Given data =>
※ ※ ※
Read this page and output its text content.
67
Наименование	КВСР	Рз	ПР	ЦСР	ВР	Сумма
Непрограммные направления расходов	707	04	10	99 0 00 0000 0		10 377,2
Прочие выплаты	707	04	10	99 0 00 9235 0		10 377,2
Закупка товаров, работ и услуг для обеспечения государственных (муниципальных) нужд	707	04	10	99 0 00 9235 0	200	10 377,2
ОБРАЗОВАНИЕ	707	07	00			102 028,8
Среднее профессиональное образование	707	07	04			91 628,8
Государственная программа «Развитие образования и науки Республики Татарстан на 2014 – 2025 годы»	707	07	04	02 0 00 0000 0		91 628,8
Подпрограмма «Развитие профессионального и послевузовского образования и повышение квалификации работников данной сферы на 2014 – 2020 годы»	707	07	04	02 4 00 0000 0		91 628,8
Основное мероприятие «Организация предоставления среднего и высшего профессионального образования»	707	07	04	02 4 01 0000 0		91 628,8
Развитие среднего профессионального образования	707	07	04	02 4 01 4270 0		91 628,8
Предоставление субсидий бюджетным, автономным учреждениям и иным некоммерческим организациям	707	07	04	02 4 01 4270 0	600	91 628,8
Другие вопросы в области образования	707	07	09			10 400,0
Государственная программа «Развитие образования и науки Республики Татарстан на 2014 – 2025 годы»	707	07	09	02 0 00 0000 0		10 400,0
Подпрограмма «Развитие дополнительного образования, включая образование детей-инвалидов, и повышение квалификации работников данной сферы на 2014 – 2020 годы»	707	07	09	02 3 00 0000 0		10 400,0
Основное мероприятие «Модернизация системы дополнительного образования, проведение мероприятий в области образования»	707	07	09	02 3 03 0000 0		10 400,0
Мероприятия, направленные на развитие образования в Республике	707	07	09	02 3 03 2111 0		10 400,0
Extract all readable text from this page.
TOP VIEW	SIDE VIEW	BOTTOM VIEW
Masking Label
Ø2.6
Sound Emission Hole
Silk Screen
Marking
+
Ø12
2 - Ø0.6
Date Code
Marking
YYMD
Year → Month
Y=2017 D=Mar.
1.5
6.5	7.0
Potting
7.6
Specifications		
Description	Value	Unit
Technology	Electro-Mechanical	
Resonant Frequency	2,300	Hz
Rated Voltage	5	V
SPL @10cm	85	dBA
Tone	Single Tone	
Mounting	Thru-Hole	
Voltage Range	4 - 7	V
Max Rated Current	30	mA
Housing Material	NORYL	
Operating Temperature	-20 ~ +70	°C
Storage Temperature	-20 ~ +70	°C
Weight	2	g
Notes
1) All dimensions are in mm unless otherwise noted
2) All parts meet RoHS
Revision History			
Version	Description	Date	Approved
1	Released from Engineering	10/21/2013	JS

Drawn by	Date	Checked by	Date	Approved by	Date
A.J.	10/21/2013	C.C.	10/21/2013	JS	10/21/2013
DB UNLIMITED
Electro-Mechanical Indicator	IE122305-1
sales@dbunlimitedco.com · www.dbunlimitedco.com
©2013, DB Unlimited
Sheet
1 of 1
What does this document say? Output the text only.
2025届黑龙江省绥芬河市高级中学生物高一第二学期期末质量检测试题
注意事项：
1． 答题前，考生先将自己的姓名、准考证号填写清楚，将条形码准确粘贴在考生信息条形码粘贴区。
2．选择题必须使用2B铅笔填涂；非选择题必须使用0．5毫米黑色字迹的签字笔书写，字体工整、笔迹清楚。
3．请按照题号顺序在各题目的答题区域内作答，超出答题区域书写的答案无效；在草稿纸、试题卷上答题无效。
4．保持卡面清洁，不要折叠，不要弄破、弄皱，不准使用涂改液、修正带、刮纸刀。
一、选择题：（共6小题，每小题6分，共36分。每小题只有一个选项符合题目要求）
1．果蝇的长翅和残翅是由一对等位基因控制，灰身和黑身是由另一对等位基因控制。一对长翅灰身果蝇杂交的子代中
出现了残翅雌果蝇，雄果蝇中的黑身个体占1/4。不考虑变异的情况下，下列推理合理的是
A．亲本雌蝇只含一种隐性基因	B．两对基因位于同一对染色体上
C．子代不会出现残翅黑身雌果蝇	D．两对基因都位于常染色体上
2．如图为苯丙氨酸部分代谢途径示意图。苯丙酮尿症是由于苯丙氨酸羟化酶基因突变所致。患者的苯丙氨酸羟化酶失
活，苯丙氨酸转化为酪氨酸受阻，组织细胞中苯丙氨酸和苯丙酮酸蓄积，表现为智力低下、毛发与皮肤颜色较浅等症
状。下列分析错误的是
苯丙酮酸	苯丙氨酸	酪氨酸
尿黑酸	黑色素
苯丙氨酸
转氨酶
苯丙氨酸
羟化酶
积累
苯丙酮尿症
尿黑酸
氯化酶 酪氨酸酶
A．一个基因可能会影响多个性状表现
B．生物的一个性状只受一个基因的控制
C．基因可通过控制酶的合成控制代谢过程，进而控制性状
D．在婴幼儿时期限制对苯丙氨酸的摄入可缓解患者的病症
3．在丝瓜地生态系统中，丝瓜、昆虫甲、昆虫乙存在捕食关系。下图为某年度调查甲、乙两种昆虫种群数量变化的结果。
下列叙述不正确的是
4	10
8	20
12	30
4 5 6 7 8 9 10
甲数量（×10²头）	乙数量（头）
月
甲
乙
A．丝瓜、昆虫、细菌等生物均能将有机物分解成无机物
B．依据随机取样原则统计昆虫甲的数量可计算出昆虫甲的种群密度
※ ※ ※
The task =>
Write down the full listing again, exactly.

Correct output =>
Read this page and output its text content.
67
Наименование	КВСР	Рз	ПР	ЦСР	ВР	Сумма
Непрограммные направления расходов	707	04	10	99 0 00 0000 0		10 377,2
Прочие выплаты	707	04	10	99 0 00 9235 0		10 377,2
Закупка товаров, работ и услуг для обеспечения государственных (муниципальных) нужд	707	04	10	99 0 00 9235 0	200	10 377,2
ОБРАЗОВАНИЕ	707	07	00			102 028,8
Среднее профессиональное образование	707	07	04			91 628,8
Государственная программа «Развитие образования и науки Республики Татарстан на 2014 – 2025 годы»	707	07	04	02 0 00 0000 0		91 628,8
Подпрограмма «Развитие профессионального и послевузовского образования и повышение квалификации работников данной сферы на 2014 – 2020 годы»	707	07	04	02 4 00 0000 0		91 628,8
Основное мероприятие «Организация предоставления среднего и высшего профессионального образования»	707	07	04	02 4 01 0000 0		91 628,8
Развитие среднего профессионального образования	707	07	04	02 4 01 4270 0		91 628,8
Предоставление субсидий бюджетным, автономным учреждениям и иным некоммерческим организациям	707	07	04	02 4 01 4270 0	600	91 628,8
Другие вопросы в области образования	707	07	09			10 400,0
Государственная программа «Развитие образования и науки Республики Татарстан на 2014 – 2025 годы»	707	07	09	02 0 00 0000 0		10 400,0
Подпрограмма «Развитие дополнительного образования, включая образование детей-инвалидов, и повышение квалификации работников данной сферы на 2014 – 2020 годы»	707	07	09	02 3 00 0000 0		10 400,0
Основное мероприятие «Модернизация системы дополнительного образования, проведение мероприятий в области образования»	707	07	09	02 3 03 0000 0		10 400,0
Мероприятия, направленные на развитие образования в Республике	707	07	09	02 3 03 2111 0		10 400,0
Extract all readable text from this page.
TOP VIEW	SIDE VIEW	BOTTOM VIEW
Masking Label
Ø2.6
Sound Emission Hole
Silk Screen
Marking
+
Ø12
2 - Ø0.6
Date Code
Marking
YYMD
Year → Month
Y=2017 D=Mar.
1.5
6.5	7.0
Potting
7.6
Specifications		
Description	Value	Unit
Technology	Electro-Mechanical	
Resonant Frequency	2,300	Hz
Rated Voltage	5	V
SPL @10cm	85	dBA
Tone	Single Tone	
Mounting	Thru-Hole	
Voltage Range	4 - 7	V
Max Rated Current	30	mA
Housing Material	NORYL	
Operating Temperature	-20 ~ +70	°C
Storage Temperature	-20 ~ +70	°C
Weight	2	g
Notes
1) All dimensions are in mm unless otherwise noted
2) All parts meet RoHS
Revision History			
Version	Description	Date	Approved
1	Released from Engineering	10/21/2013	JS

Drawn by	Date	Checked by	Date	Approved by	Date
A.J.	10/21/2013	C.C.	10/21/2013	JS	10/21/2013
DB UNLIMITED
Electro-Mechanical Indicator	IE122305-1
sales@dbunlimitedco.com · www.dbunlimitedco.com
©2013, DB Unlimited
Sheet
1 of 1
What does this document say? Output the text only.
2025届黑龙江省绥芬河市高级中学生物高一第二学期期末质量检测试题
注意事项：
1． 答题前，考生先将自己的姓名、准考证号填写清楚，将条形码准确粘贴在考生信息条形码粘贴区。
2．选择题必须使用2B铅笔填涂；非选择题必须使用0．5毫米黑色字迹的签字笔书写，字体工整、笔迹清楚。
3．请按照题号顺序在各题目的答题区域内作答，超出答题区域书写的答案无效；在草稿纸、试题卷上答题无效。
4．保持卡面清洁，不要折叠，不要弄破、弄皱，不准使用涂改液、修正带、刮纸刀。
一、选择题：（共6小题，每小题6分，共36分。每小题只有一个选项符合题目要求）
1．果蝇的长翅和残翅是由一对等位基因控制，灰身和黑身是由另一对等位基因控制。一对长翅灰身果蝇杂交的子代中
出现了残翅雌果蝇，雄果蝇中的黑身个体占1/4。不考虑变异的情况下，下列推理合理的是
A．亲本雌蝇只含一种隐性基因	B．两对基因位于同一对染色体上
C．子代不会出现残翅黑身雌果蝇	D．两对基因都位于常染色体上
2．如图为苯丙氨酸部分代谢途径示意图。苯丙酮尿症是由于苯丙氨酸羟化酶基因突变所致。患者的苯丙氨酸羟化酶失
活，苯丙氨酸转化为酪氨酸受阻，组织细胞中苯丙氨酸和苯丙酮酸蓄积，表现为智力低下、毛发与皮肤颜色较浅等症
状。下列分析错误的是
苯丙酮酸	苯丙氨酸	酪氨酸
尿黑酸	黑色素
苯丙氨酸
转氨酶
苯丙氨酸
羟化酶
积累
苯丙酮尿症
尿黑酸
氯化酶 酪氨酸酶
A．一个基因可能会影响多个性状表现
B．生物的一个性状只受一个基因的控制
C．基因可通过控制酶的合成控制代谢过程，进而控制性状
D．在婴幼儿时期限制对苯丙氨酸的摄入可缓解患者的病症
3．在丝瓜地生态系统中，丝瓜、昆虫甲、昆虫乙存在捕食关系。下图为某年度调查甲、乙两种昆虫种群数量变化的结果。
下列叙述不正确的是
4	10
8	20
12	30
4 5 6 7 8 9 10
甲数量（×10²头）	乙数量（头）
月
甲
乙
A．丝瓜、昆虫、细菌等生物均能将有机物分解成无机物
B．依据随机取样原则统计昆虫甲的数量可计算出昆虫甲的种群密度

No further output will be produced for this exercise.